_TASK INSTRUCTIONS:_
Do any lines in the data below contain "Date"? If so, copy every one of them.

(Data excerpts)

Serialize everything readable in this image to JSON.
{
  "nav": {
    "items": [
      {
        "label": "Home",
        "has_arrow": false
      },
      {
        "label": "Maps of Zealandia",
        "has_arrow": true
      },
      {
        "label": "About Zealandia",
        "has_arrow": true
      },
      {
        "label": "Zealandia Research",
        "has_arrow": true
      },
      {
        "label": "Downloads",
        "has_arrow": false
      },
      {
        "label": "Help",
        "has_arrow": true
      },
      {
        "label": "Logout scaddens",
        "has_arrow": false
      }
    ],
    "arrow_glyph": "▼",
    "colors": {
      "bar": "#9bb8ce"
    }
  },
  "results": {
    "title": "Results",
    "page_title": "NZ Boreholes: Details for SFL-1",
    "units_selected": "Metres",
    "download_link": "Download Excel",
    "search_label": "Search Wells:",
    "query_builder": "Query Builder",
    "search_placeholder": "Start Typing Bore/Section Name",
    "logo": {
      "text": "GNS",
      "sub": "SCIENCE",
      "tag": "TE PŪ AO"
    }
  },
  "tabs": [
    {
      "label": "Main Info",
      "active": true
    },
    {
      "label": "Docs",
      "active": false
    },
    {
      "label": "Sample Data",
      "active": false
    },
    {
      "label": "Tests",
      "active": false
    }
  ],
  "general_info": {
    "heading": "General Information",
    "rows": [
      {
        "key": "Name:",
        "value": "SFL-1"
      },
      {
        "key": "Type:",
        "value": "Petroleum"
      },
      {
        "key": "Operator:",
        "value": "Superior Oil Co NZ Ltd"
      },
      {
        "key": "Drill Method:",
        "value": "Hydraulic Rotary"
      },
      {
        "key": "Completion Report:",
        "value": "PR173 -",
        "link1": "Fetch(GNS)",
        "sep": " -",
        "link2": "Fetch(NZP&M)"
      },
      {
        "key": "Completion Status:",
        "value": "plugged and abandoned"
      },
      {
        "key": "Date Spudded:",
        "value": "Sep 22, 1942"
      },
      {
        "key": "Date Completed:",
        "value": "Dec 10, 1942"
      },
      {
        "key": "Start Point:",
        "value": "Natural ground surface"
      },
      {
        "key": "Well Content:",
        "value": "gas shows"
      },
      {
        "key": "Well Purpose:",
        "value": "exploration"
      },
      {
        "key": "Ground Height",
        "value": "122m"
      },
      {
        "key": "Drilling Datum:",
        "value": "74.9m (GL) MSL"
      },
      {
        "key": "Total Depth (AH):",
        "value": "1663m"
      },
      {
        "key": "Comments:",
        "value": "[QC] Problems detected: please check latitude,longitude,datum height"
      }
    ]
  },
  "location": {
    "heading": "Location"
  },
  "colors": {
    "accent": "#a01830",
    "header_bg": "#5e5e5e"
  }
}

---

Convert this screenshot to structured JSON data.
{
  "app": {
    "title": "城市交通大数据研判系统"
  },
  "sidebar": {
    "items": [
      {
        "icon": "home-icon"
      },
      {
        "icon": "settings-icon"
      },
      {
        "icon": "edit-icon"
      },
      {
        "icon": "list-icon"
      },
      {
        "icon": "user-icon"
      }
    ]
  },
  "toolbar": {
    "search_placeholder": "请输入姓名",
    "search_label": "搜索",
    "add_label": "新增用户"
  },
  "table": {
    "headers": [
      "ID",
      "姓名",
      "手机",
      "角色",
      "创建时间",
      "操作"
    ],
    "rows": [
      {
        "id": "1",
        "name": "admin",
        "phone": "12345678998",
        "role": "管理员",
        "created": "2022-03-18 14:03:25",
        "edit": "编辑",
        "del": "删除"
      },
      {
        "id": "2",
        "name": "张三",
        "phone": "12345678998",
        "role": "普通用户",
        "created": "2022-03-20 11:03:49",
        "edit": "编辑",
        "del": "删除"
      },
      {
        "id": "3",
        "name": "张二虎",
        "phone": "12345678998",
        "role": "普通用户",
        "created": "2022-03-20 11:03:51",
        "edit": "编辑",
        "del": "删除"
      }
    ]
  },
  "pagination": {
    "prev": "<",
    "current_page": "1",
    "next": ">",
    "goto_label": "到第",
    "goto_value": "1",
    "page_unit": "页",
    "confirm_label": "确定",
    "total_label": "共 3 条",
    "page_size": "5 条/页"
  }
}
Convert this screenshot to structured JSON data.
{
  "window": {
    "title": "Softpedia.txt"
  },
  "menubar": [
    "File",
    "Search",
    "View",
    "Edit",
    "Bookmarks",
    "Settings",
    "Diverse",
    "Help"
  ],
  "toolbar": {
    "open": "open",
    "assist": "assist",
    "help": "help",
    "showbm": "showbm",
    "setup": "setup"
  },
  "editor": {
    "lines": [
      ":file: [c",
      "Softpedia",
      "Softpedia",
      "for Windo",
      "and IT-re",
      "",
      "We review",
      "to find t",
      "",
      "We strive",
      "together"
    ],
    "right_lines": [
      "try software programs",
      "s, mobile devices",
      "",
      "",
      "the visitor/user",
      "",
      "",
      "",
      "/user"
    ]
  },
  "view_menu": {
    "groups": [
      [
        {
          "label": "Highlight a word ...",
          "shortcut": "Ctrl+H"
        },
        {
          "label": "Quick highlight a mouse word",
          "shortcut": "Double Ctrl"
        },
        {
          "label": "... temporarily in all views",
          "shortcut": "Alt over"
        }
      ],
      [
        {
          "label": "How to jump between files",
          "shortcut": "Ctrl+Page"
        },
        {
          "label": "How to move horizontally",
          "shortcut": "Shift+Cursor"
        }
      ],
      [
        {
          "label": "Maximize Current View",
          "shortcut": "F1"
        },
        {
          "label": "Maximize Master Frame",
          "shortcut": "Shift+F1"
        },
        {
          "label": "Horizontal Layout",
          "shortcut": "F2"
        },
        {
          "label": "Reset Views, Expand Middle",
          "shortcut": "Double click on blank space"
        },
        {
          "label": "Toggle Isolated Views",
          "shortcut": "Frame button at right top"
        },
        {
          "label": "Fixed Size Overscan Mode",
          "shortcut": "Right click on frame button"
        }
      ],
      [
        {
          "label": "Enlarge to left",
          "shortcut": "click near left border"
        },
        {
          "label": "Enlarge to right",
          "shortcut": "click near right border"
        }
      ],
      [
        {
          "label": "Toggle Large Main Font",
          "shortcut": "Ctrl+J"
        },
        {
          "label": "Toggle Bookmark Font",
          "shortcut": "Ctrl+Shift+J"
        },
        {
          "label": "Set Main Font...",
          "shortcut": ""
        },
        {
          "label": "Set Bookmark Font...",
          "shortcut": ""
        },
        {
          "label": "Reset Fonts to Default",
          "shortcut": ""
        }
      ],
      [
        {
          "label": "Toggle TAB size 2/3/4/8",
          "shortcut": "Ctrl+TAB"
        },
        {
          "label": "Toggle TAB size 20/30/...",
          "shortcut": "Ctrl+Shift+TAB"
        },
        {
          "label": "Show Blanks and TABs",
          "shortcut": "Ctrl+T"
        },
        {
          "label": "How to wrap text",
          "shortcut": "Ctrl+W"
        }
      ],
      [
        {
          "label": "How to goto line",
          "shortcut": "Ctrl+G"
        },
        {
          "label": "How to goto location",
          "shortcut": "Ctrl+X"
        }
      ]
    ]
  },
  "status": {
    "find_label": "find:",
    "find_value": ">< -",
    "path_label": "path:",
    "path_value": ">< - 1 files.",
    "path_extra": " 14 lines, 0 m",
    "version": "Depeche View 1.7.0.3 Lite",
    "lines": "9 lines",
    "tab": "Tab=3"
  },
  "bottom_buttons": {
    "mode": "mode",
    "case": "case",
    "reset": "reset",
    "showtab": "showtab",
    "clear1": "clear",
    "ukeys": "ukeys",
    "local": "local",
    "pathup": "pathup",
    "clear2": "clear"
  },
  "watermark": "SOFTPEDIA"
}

* * *

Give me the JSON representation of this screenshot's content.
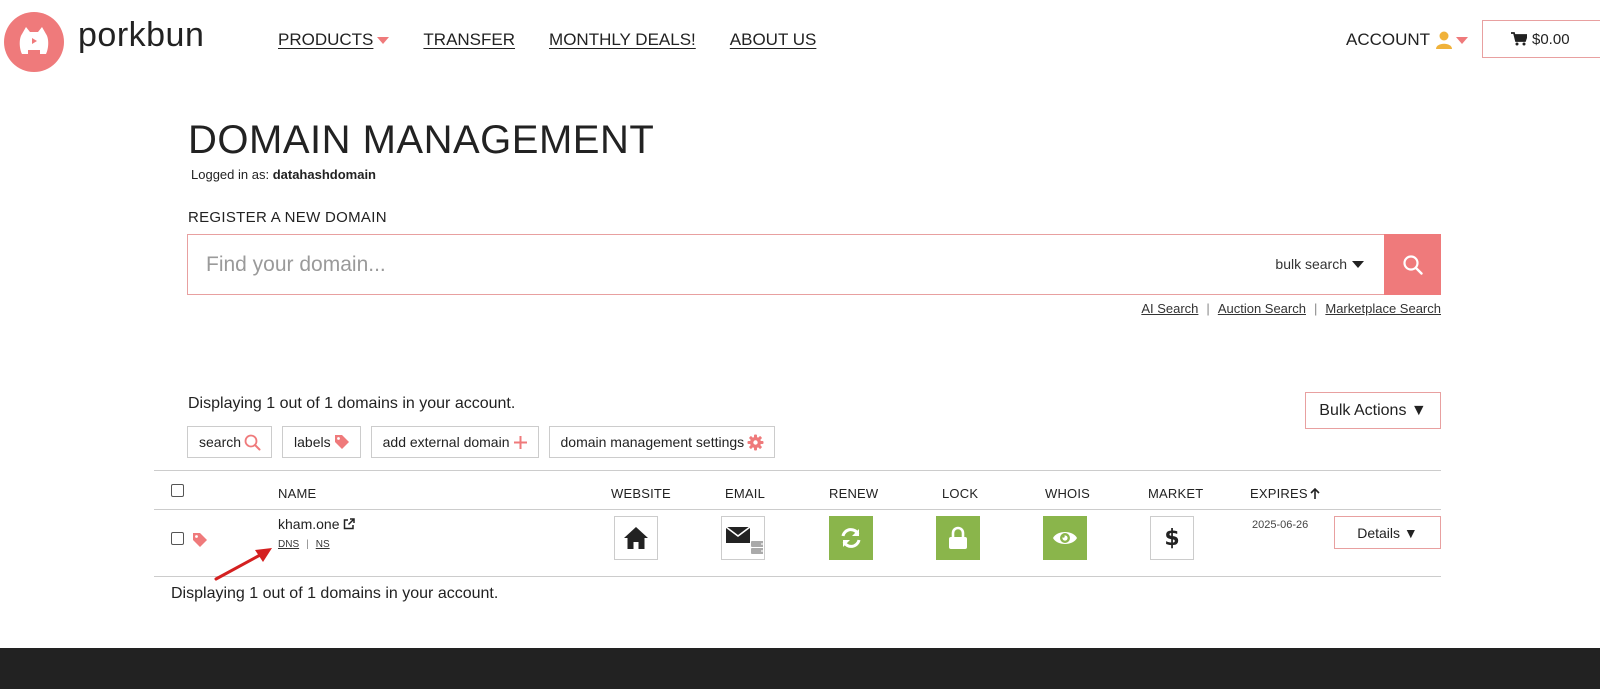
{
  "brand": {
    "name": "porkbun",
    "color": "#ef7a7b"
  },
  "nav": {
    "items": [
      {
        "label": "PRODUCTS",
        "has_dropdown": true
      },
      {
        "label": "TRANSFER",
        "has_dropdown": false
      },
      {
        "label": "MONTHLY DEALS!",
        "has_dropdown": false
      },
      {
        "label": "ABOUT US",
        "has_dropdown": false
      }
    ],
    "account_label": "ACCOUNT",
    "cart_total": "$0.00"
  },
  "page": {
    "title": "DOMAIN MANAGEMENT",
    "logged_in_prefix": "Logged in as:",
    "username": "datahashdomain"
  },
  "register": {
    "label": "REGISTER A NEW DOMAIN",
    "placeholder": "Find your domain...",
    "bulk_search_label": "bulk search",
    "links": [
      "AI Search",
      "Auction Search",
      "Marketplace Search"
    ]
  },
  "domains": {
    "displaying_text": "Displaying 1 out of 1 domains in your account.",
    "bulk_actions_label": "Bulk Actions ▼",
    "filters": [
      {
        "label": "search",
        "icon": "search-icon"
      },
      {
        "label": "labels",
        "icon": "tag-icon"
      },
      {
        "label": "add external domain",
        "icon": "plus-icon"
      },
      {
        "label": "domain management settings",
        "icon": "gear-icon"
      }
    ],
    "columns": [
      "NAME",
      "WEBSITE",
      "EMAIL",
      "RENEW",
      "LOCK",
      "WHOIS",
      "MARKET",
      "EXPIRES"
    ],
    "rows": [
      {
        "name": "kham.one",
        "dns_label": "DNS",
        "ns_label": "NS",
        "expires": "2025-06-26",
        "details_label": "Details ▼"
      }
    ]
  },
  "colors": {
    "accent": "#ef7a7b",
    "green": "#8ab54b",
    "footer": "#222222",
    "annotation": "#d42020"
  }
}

_OUTPUT OF THE TASK:_
        "key": "Date Spudded:",
        "key": "Date Completed:",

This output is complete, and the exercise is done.